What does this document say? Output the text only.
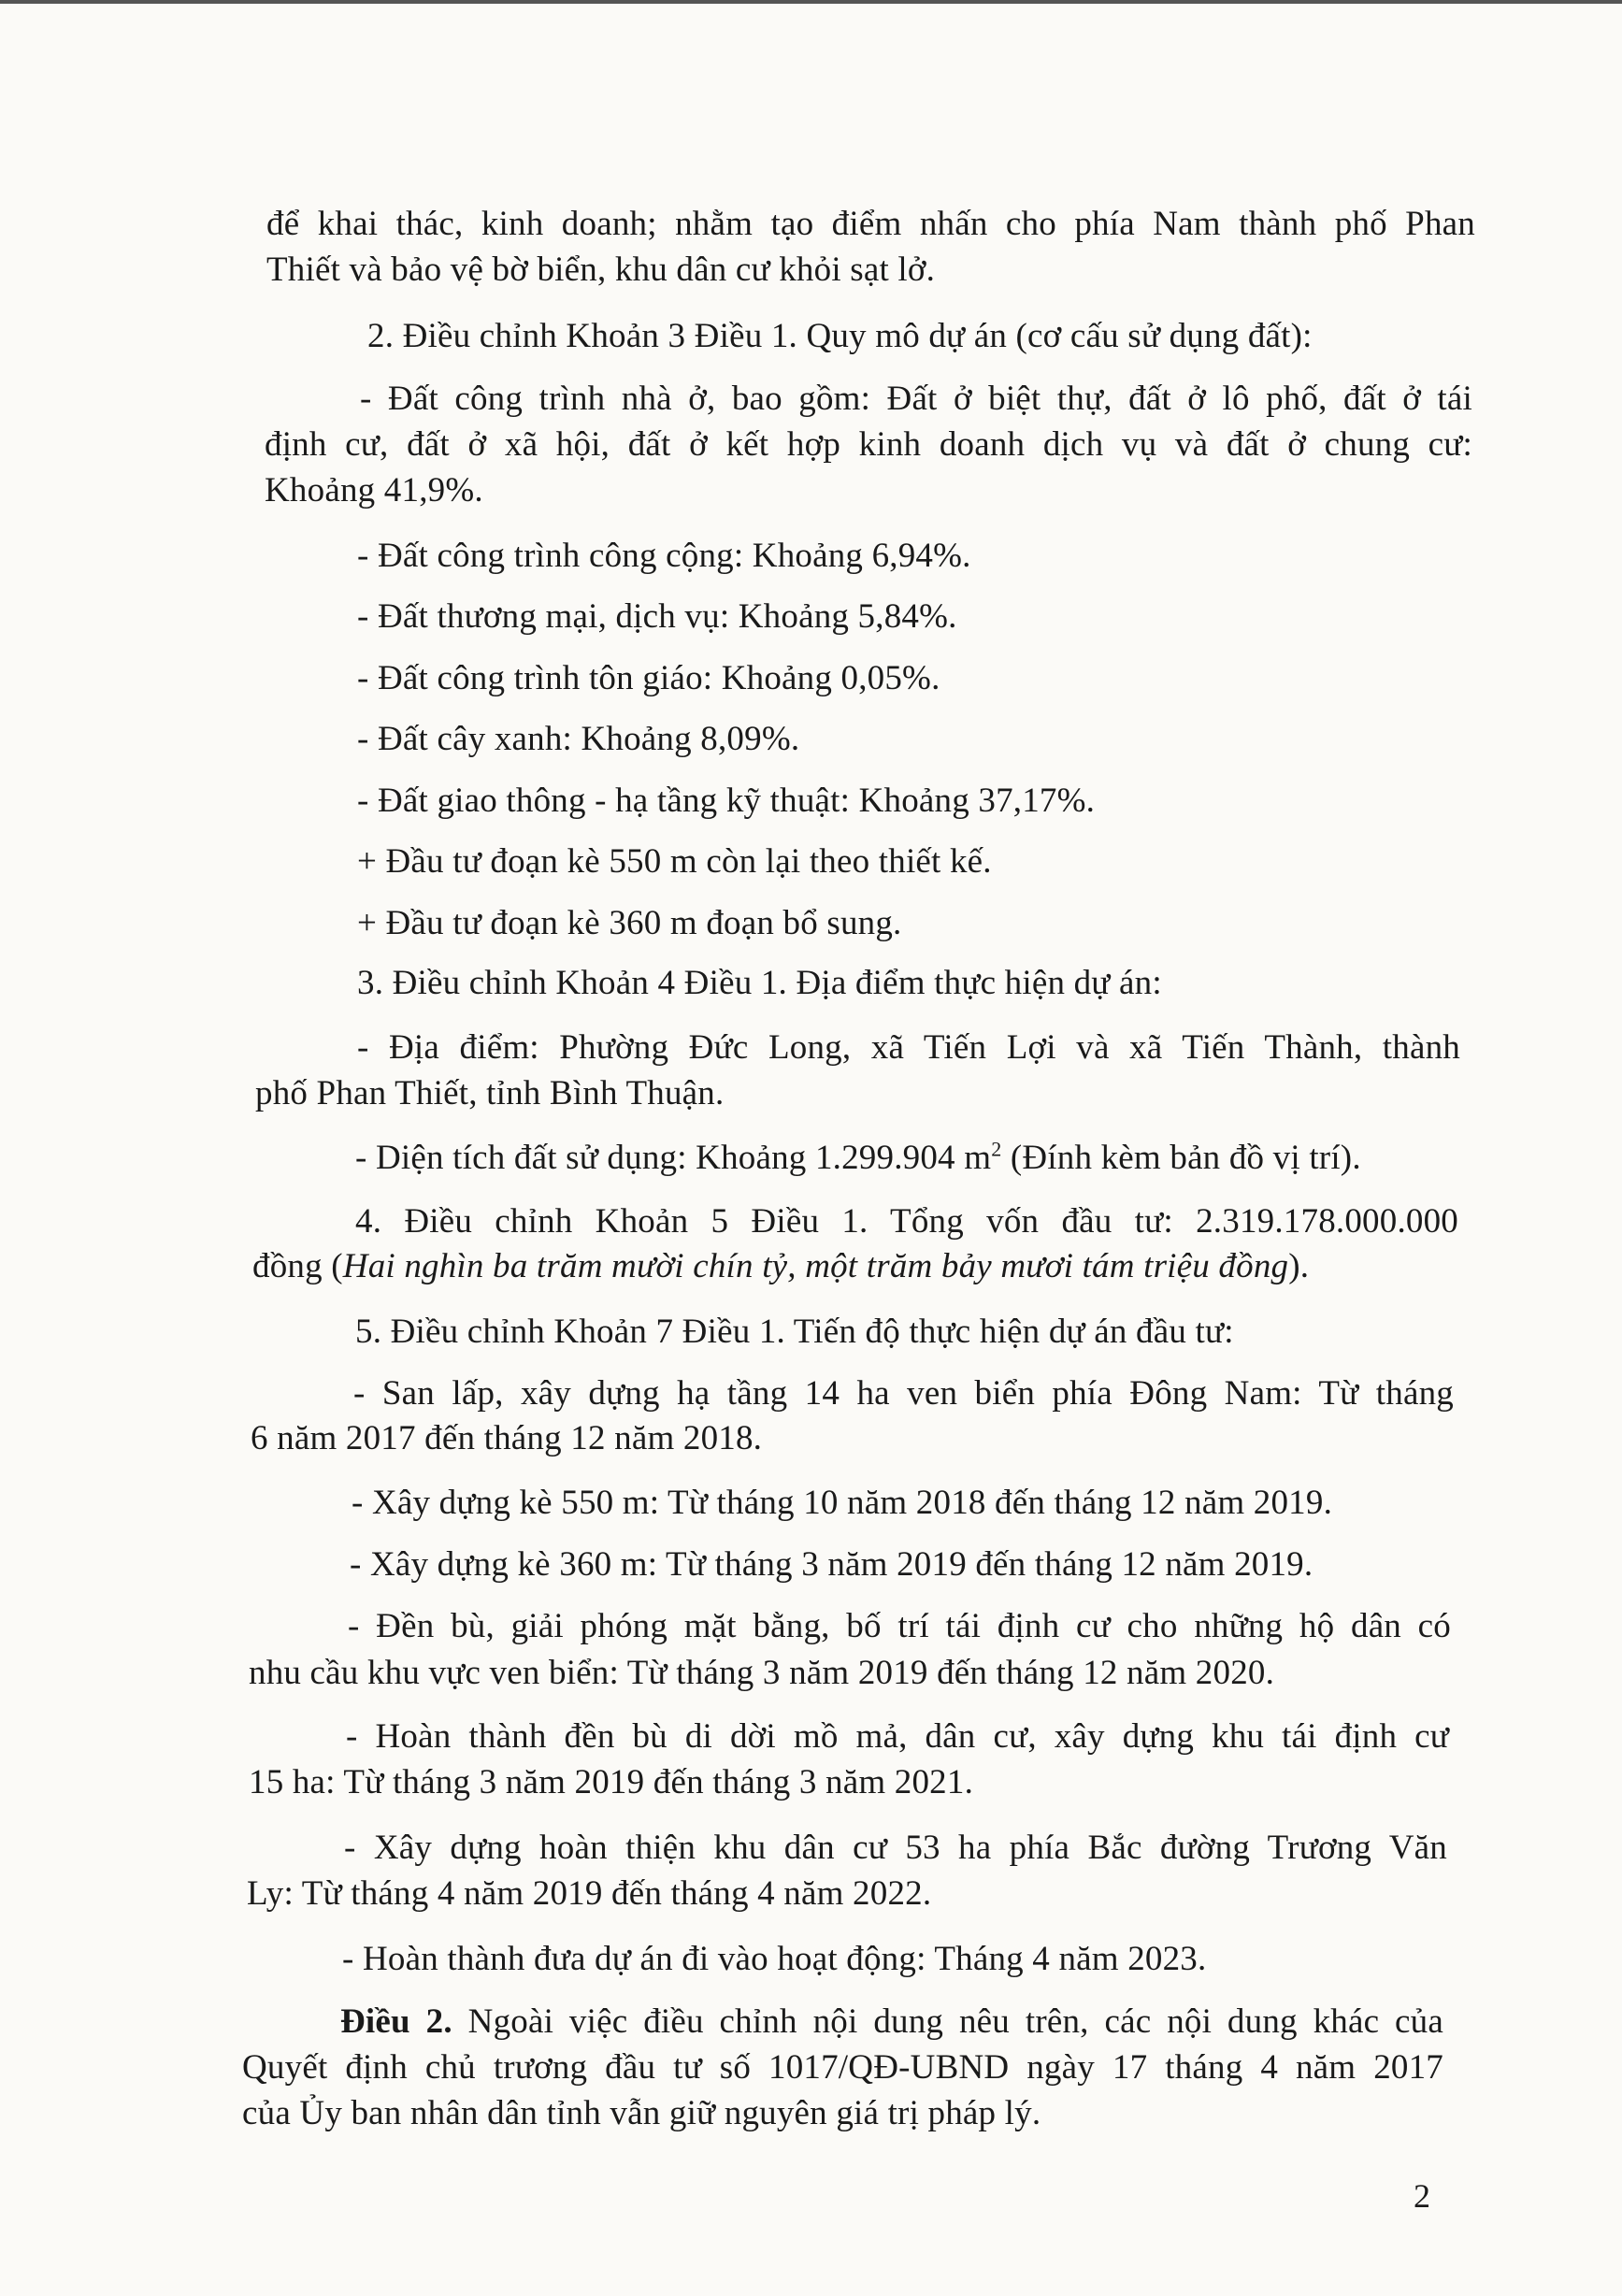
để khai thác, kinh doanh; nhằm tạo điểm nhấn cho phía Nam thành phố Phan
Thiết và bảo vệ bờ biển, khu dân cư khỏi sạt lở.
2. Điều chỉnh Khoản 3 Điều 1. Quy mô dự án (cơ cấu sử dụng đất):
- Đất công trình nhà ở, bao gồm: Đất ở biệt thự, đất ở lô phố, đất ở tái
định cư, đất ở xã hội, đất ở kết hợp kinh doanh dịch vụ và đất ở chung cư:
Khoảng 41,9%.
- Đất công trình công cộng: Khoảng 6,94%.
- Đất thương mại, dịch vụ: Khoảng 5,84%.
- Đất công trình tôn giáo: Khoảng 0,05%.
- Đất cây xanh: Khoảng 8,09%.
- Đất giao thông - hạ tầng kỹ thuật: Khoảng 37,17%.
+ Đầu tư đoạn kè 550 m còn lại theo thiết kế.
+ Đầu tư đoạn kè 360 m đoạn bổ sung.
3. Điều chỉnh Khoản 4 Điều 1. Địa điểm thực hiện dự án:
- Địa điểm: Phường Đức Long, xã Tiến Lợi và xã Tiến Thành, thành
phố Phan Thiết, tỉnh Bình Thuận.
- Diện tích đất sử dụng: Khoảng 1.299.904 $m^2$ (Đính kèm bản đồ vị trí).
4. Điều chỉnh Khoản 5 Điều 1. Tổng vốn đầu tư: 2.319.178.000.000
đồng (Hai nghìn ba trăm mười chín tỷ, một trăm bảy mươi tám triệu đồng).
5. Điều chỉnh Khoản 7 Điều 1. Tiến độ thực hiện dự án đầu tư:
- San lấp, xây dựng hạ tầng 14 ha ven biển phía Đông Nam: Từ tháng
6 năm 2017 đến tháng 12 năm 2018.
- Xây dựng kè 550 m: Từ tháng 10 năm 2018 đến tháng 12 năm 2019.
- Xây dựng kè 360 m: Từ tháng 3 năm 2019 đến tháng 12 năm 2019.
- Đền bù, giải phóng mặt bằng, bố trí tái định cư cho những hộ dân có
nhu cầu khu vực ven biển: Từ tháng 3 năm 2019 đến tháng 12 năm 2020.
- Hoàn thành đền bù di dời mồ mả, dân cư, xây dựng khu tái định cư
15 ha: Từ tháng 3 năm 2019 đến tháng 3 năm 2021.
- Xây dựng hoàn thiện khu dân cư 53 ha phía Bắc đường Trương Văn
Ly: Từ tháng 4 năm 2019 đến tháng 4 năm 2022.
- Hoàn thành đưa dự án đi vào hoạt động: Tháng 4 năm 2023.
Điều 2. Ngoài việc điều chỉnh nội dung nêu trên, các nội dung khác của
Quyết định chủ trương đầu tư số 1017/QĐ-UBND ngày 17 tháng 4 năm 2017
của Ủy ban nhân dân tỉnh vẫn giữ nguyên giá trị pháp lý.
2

## [Work to be completed]
Using the material above, retype each entry exactly and omit the pictures.

## [Correct response]
What does this document say? Output the text only.
để khai thác, kinh doanh; nhằm tạo điểm nhấn cho phía Nam thành phố Phan
Thiết và bảo vệ bờ biển, khu dân cư khỏi sạt lở.
2. Điều chỉnh Khoản 3 Điều 1. Quy mô dự án (cơ cấu sử dụng đất):
- Đất công trình nhà ở, bao gồm: Đất ở biệt thự, đất ở lô phố, đất ở tái
định cư, đất ở xã hội, đất ở kết hợp kinh doanh dịch vụ và đất ở chung cư:
Khoảng 41,9%.
- Đất công trình công cộng: Khoảng 6,94%.
- Đất thương mại, dịch vụ: Khoảng 5,84%.
- Đất công trình tôn giáo: Khoảng 0,05%.
- Đất cây xanh: Khoảng 8,09%.
- Đất giao thông - hạ tầng kỹ thuật: Khoảng 37,17%.
+ Đầu tư đoạn kè 550 m còn lại theo thiết kế.
+ Đầu tư đoạn kè 360 m đoạn bổ sung.
3. Điều chỉnh Khoản 4 Điều 1. Địa điểm thực hiện dự án:
- Địa điểm: Phường Đức Long, xã Tiến Lợi và xã Tiến Thành, thành
phố Phan Thiết, tỉnh Bình Thuận.
- Diện tích đất sử dụng: Khoảng 1.299.904 $m^2$ (Đính kèm bản đồ vị trí).
4. Điều chỉnh Khoản 5 Điều 1. Tổng vốn đầu tư: 2.319.178.000.000
đồng (Hai nghìn ba trăm mười chín tỷ, một trăm bảy mươi tám triệu đồng).
5. Điều chỉnh Khoản 7 Điều 1. Tiến độ thực hiện dự án đầu tư:
- San lấp, xây dựng hạ tầng 14 ha ven biển phía Đông Nam: Từ tháng
6 năm 2017 đến tháng 12 năm 2018.
- Xây dựng kè 550 m: Từ tháng 10 năm 2018 đến tháng 12 năm 2019.
- Xây dựng kè 360 m: Từ tháng 3 năm 2019 đến tháng 12 năm 2019.
- Đền bù, giải phóng mặt bằng, bố trí tái định cư cho những hộ dân có
nhu cầu khu vực ven biển: Từ tháng 3 năm 2019 đến tháng 12 năm 2020.
- Hoàn thành đền bù di dời mồ mả, dân cư, xây dựng khu tái định cư
15 ha: Từ tháng 3 năm 2019 đến tháng 3 năm 2021.
- Xây dựng hoàn thiện khu dân cư 53 ha phía Bắc đường Trương Văn
Ly: Từ tháng 4 năm 2019 đến tháng 4 năm 2022.
- Hoàn thành đưa dự án đi vào hoạt động: Tháng 4 năm 2023.
Điều 2. Ngoài việc điều chỉnh nội dung nêu trên, các nội dung khác của
Quyết định chủ trương đầu tư số 1017/QĐ-UBND ngày 17 tháng 4 năm 2017
của Ủy ban nhân dân tỉnh vẫn giữ nguyên giá trị pháp lý.
2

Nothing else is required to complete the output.